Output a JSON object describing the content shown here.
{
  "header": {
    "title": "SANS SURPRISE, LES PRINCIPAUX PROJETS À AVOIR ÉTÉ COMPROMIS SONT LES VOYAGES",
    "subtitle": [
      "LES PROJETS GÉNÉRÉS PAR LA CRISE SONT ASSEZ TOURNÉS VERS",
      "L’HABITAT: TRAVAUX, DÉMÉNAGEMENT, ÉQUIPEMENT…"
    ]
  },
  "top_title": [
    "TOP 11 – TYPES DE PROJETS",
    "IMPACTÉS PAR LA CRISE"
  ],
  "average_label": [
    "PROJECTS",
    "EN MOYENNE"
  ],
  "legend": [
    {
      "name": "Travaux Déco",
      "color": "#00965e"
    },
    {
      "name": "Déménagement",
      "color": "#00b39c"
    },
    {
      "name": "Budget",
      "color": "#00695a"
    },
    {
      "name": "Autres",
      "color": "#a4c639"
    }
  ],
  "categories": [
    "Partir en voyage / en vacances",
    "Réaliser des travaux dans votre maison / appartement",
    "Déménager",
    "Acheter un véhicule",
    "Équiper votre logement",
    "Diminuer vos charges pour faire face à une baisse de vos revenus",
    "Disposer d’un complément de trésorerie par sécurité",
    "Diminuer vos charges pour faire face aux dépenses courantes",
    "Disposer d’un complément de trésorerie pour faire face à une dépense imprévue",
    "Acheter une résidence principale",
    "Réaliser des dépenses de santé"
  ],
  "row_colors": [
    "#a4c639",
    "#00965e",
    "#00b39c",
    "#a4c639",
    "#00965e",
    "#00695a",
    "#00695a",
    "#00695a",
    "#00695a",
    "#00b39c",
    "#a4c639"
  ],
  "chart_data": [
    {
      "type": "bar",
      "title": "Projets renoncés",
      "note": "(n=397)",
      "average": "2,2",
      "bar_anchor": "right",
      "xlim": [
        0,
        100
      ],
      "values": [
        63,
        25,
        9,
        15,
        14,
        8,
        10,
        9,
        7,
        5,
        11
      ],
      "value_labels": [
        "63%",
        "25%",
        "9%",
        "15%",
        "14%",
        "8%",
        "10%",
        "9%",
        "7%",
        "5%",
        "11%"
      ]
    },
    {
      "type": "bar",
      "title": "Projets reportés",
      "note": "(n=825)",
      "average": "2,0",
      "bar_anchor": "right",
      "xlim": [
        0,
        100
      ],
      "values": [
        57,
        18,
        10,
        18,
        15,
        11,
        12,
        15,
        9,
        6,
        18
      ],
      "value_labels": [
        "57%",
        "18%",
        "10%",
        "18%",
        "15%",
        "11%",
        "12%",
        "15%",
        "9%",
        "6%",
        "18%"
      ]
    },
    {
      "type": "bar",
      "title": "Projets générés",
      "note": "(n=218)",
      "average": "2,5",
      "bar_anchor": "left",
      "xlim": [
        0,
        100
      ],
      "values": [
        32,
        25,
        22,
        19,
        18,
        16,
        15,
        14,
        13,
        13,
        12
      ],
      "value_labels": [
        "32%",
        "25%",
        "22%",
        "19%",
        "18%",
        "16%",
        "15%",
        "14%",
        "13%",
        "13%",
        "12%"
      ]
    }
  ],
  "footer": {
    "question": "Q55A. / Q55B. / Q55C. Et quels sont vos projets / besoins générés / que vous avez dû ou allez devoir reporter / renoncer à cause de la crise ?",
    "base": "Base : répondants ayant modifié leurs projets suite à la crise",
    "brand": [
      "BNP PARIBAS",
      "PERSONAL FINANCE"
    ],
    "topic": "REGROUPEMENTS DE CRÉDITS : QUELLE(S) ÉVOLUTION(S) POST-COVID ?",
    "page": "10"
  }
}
########################################
= WHAT TO DO =
Repeat the data in its entirety, character for character.

= EXERCISE RESPONSE =
Output a JSON object describing the content shown here.
{
  "header": {
    "title": "SANS SURPRISE, LES PRINCIPAUX PROJETS À AVOIR ÉTÉ COMPROMIS SONT LES VOYAGES",
    "subtitle": [
      "LES PROJETS GÉNÉRÉS PAR LA CRISE SONT ASSEZ TOURNÉS VERS",
      "L’HABITAT: TRAVAUX, DÉMÉNAGEMENT, ÉQUIPEMENT…"
    ]
  },
  "top_title": [
    "TOP 11 – TYPES DE PROJETS",
    "IMPACTÉS PAR LA CRISE"
  ],
  "average_label": [
    "PROJECTS",
    "EN MOYENNE"
  ],
  "legend": [
    {
      "name": "Travaux Déco",
      "color": "#00965e"
    },
    {
      "name": "Déménagement",
      "color": "#00b39c"
    },
    {
      "name": "Budget",
      "color": "#00695a"
    },
    {
      "name": "Autres",
      "color": "#a4c639"
    }
  ],
  "categories": [
    "Partir en voyage / en vacances",
    "Réaliser des travaux dans votre maison / appartement",
    "Déménager",
    "Acheter un véhicule",
    "Équiper votre logement",
    "Diminuer vos charges pour faire face à une baisse de vos revenus",
    "Disposer d’un complément de trésorerie par sécurité",
    "Diminuer vos charges pour faire face aux dépenses courantes",
    "Disposer d’un complément de trésorerie pour faire face à une dépense imprévue",
    "Acheter une résidence principale",
    "Réaliser des dépenses de santé"
  ],
  "row_colors": [
    "#a4c639",
    "#00965e",
    "#00b39c",
    "#a4c639",
    "#00965e",
    "#00695a",
    "#00695a",
    "#00695a",
    "#00695a",
    "#00b39c",
    "#a4c639"
  ],
  "chart_data": [
    {
      "type": "bar",
      "title": "Projets renoncés",
      "note": "(n=397)",
      "average": "2,2",
      "bar_anchor": "right",
      "xlim": [
        0,
        100
      ],
      "values": [
        63,
        25,
        9,
        15,
        14,
        8,
        10,
        9,
        7,
        5,
        11
      ],
      "value_labels": [
        "63%",
        "25%",
        "9%",
        "15%",
        "14%",
        "8%",
        "10%",
        "9%",
        "7%",
        "5%",
        "11%"
      ]
    },
    {
      "type": "bar",
      "title": "Projets reportés",
      "note": "(n=825)",
      "average": "2,0",
      "bar_anchor": "right",
      "xlim": [
        0,
        100
      ],
      "values": [
        57,
        18,
        10,
        18,
        15,
        11,
        12,
        15,
        9,
        6,
        18
      ],
      "value_labels": [
        "57%",
        "18%",
        "10%",
        "18%",
        "15%",
        "11%",
        "12%",
        "15%",
        "9%",
        "6%",
        "18%"
      ]
    },
    {
      "type": "bar",
      "title": "Projets générés",
      "note": "(n=218)",
      "average": "2,5",
      "bar_anchor": "left",
      "xlim": [
        0,
        100
      ],
      "values": [
        32,
        25,
        22,
        19,
        18,
        16,
        15,
        14,
        13,
        13,
        12
      ],
      "value_labels": [
        "32%",
        "25%",
        "22%",
        "19%",
        "18%",
        "16%",
        "15%",
        "14%",
        "13%",
        "13%",
        "12%"
      ]
    }
  ],
  "footer": {
    "question": "Q55A. / Q55B. / Q55C. Et quels sont vos projets / besoins générés / que vous avez dû ou allez devoir reporter / renoncer à cause de la crise ?",
    "base": "Base : répondants ayant modifié leurs projets suite à la crise",
    "brand": [
      "BNP PARIBAS",
      "PERSONAL FINANCE"
    ],
    "topic": "REGROUPEMENTS DE CRÉDITS : QUELLE(S) ÉVOLUTION(S) POST-COVID ?",
    "page": "10"
  }
}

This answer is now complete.